--- DATA PROVIDED ---

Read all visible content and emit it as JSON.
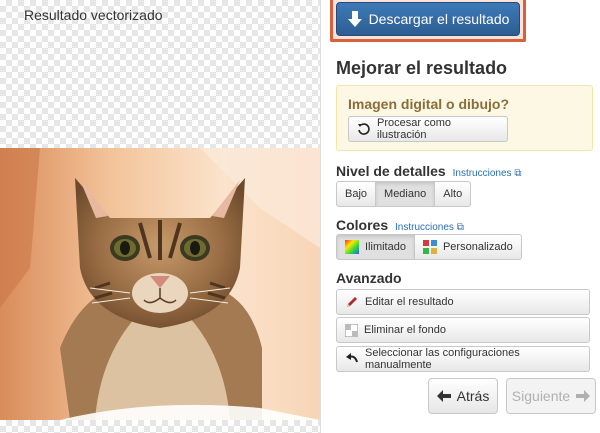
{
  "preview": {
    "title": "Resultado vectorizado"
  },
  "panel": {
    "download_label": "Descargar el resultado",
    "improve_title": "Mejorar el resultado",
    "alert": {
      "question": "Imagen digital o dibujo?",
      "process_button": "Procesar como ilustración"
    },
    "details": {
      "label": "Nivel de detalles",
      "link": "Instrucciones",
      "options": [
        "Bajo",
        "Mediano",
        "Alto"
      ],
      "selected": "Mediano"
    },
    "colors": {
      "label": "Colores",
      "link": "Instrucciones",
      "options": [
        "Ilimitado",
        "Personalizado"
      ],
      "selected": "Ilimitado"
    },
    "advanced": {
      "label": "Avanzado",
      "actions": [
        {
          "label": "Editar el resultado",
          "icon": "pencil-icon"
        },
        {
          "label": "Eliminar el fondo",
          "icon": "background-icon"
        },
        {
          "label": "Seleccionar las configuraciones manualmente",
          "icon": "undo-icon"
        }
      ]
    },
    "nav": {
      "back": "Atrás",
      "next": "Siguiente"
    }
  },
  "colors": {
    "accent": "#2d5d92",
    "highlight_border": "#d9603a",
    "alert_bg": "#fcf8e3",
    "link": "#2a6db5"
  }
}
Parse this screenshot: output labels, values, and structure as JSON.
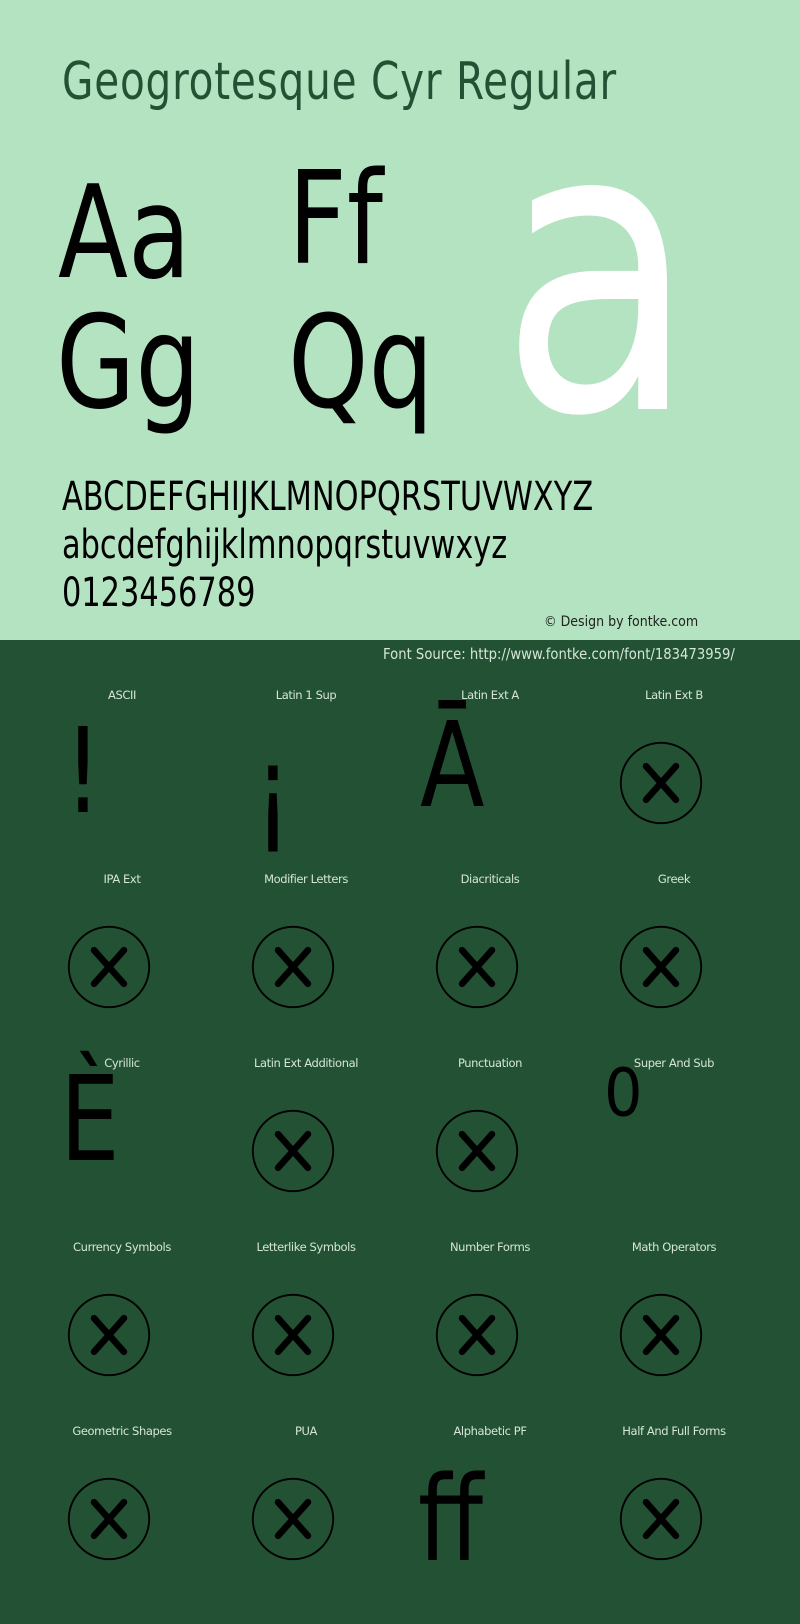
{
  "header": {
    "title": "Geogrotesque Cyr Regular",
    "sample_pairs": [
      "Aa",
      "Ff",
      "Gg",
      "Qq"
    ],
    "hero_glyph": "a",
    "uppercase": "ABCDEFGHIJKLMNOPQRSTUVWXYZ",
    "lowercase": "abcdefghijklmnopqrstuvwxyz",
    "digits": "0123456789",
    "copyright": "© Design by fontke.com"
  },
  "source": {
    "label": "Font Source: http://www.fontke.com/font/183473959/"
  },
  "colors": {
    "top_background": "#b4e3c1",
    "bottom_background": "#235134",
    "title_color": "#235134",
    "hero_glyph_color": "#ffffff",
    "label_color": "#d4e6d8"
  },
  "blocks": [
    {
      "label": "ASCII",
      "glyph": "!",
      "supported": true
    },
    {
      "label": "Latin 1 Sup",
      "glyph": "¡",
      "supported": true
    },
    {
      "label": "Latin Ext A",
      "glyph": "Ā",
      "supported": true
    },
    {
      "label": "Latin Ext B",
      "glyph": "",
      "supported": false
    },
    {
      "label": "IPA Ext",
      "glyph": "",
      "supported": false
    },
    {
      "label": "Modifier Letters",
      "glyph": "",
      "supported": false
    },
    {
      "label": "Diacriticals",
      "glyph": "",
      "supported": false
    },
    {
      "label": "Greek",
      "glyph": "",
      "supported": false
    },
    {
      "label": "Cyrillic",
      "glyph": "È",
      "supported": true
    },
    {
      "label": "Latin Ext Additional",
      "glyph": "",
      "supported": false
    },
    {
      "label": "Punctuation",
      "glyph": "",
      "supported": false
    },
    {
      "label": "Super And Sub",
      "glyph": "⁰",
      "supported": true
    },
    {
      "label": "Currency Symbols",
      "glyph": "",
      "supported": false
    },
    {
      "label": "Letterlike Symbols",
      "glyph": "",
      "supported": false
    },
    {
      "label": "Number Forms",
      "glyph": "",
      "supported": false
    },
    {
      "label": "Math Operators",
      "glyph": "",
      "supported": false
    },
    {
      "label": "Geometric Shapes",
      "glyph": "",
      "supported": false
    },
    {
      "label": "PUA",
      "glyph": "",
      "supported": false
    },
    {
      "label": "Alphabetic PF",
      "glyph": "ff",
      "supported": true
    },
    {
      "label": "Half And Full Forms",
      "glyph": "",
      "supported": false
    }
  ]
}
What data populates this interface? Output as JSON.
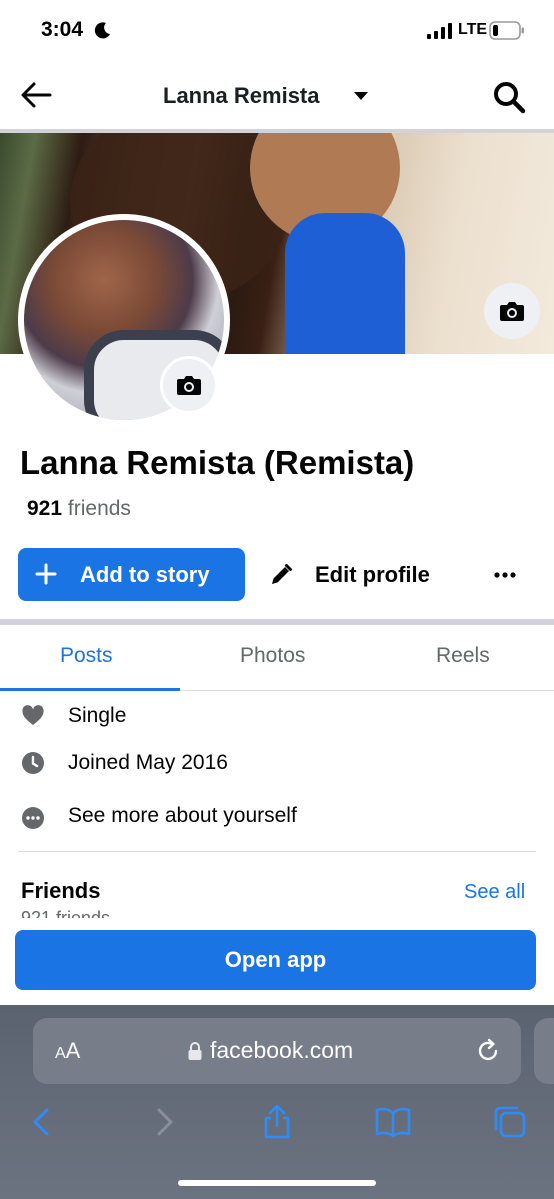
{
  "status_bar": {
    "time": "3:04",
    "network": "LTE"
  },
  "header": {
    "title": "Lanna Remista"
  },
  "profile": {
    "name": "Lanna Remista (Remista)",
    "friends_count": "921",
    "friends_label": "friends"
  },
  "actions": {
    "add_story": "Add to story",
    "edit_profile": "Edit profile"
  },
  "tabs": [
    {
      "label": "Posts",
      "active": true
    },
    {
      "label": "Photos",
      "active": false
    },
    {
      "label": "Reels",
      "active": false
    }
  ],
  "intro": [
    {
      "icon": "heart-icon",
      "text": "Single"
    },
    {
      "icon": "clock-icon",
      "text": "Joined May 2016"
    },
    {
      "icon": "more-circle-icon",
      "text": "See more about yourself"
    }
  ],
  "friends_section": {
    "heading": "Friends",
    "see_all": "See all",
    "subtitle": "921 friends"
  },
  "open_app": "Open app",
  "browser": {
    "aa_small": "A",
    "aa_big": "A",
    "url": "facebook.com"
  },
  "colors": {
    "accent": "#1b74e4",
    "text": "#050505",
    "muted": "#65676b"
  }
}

---

### [WHAT THE TASK ASKS]
Using the material above, retype each entry exactly and omit the pictures.

### [THE OUTPUT]
Read all visible content and emit it as JSON.
{
  "preview": {
    "title": "Resultado vectorizado"
  },
  "panel": {
    "download_label": "Descargar el resultado",
    "improve_title": "Mejorar el resultado",
    "alert": {
      "question": "Imagen digital o dibujo?",
      "process_button": "Procesar como ilustración"
    },
    "details": {
      "label": "Nivel de detalles",
      "link": "Instrucciones",
      "options": [
        "Bajo",
        "Mediano",
        "Alto"
      ],
      "selected": "Mediano"
    },
    "colors": {
      "label": "Colores",
      "link": "Instrucciones",
      "options": [
        "Ilimitado",
        "Personalizado"
      ],
      "selected": "Ilimitado"
    },
    "advanced": {
      "label": "Avanzado",
      "actions": [
        {
          "label": "Editar el resultado",
          "icon": "pencil-icon"
        },
        {
          "label": "Eliminar el fondo",
          "icon": "background-icon"
        },
        {
          "label": "Seleccionar las configuraciones manualmente",
          "icon": "undo-icon"
        }
      ]
    },
    "nav": {
      "back": "Atrás",
      "next": "Siguiente"
    }
  },
  "colors": {
    "accent": "#2d5d92",
    "highlight_border": "#d9603a",
    "alert_bg": "#fcf8e3",
    "link": "#2a6db5"
  }
}
Parse this screenshot: output labels, values, and structure as JSON.
{
  "header": {
    "title": "Geogrotesque Cyr Regular",
    "sample_pairs": [
      "Aa",
      "Ff",
      "Gg",
      "Qq"
    ],
    "hero_glyph": "a",
    "uppercase": "ABCDEFGHIJKLMNOPQRSTUVWXYZ",
    "lowercase": "abcdefghijklmnopqrstuvwxyz",
    "digits": "0123456789",
    "copyright": "© Design by fontke.com"
  },
  "source": {
    "label": "Font Source: http://www.fontke.com/font/183473959/"
  },
  "colors": {
    "top_background": "#b4e3c1",
    "bottom_background": "#235134",
    "title_color": "#235134",
    "hero_glyph_color": "#ffffff",
    "label_color": "#d4e6d8"
  },
  "blocks": [
    {
      "label": "ASCII",
      "glyph": "!",
      "supported": true
    },
    {
      "label": "Latin 1 Sup",
      "glyph": "¡",
      "supported": true
    },
    {
      "label": "Latin Ext A",
      "glyph": "Ā",
      "supported": true
    },
    {
      "label": "Latin Ext B",
      "glyph": "",
      "supported": false
    },
    {
      "label": "IPA Ext",
      "glyph": "",
      "supported": false
    },
    {
      "label": "Modifier Letters",
      "glyph": "",
      "supported": false
    },
    {
      "label": "Diacriticals",
      "glyph": "",
      "supported": false
    },
    {
      "label": "Greek",
      "glyph": "",
      "supported": false
    },
    {
      "label": "Cyrillic",
      "glyph": "È",
      "supported": true
    },
    {
      "label": "Latin Ext Additional",
      "glyph": "",
      "supported": false
    },
    {
      "label": "Punctuation",
      "glyph": "",
      "supported": false
    },
    {
      "label": "Super And Sub",
      "glyph": "⁰",
      "supported": true
    },
    {
      "label": "Currency Symbols",
      "glyph": "",
      "supported": false
    },
    {
      "label": "Letterlike Symbols",
      "glyph": "",
      "supported": false
    },
    {
      "label": "Number Forms",
      "glyph": "",
      "supported": false
    },
    {
      "label": "Math Operators",
      "glyph": "",
      "supported": false
    },
    {
      "label": "Geometric Shapes",
      "glyph": "",
      "supported": false
    },
    {
      "label": "PUA",
      "glyph": "",
      "supported": false
    },
    {
      "label": "Alphabetic PF",
      "glyph": "ff",
      "supported": true
    },
    {
      "label": "Half And Full Forms",
      "glyph": "",
      "supported": false
    }
  ]
}
What data populates this interface? Output as JSON.
{
  "status_bar": {
    "time": "3:04",
    "network": "LTE"
  },
  "header": {
    "title": "Lanna Remista"
  },
  "profile": {
    "name": "Lanna Remista (Remista)",
    "friends_count": "921",
    "friends_label": "friends"
  },
  "actions": {
    "add_story": "Add to story",
    "edit_profile": "Edit profile"
  },
  "tabs": [
    {
      "label": "Posts",
      "active": true
    },
    {
      "label": "Photos",
      "active": false
    },
    {
      "label": "Reels",
      "active": false
    }
  ],
  "intro": [
    {
      "icon": "heart-icon",
      "text": "Single"
    },
    {
      "icon": "clock-icon",
      "text": "Joined May 2016"
    },
    {
      "icon": "more-circle-icon",
      "text": "See more about yourself"
    }
  ],
  "friends_section": {
    "heading": "Friends",
    "see_all": "See all",
    "subtitle": "921 friends"
  },
  "open_app": "Open app",
  "browser": {
    "aa_small": "A",
    "aa_big": "A",
    "url": "facebook.com"
  },
  "colors": {
    "accent": "#1b74e4",
    "text": "#050505",
    "muted": "#65676b"
  }
}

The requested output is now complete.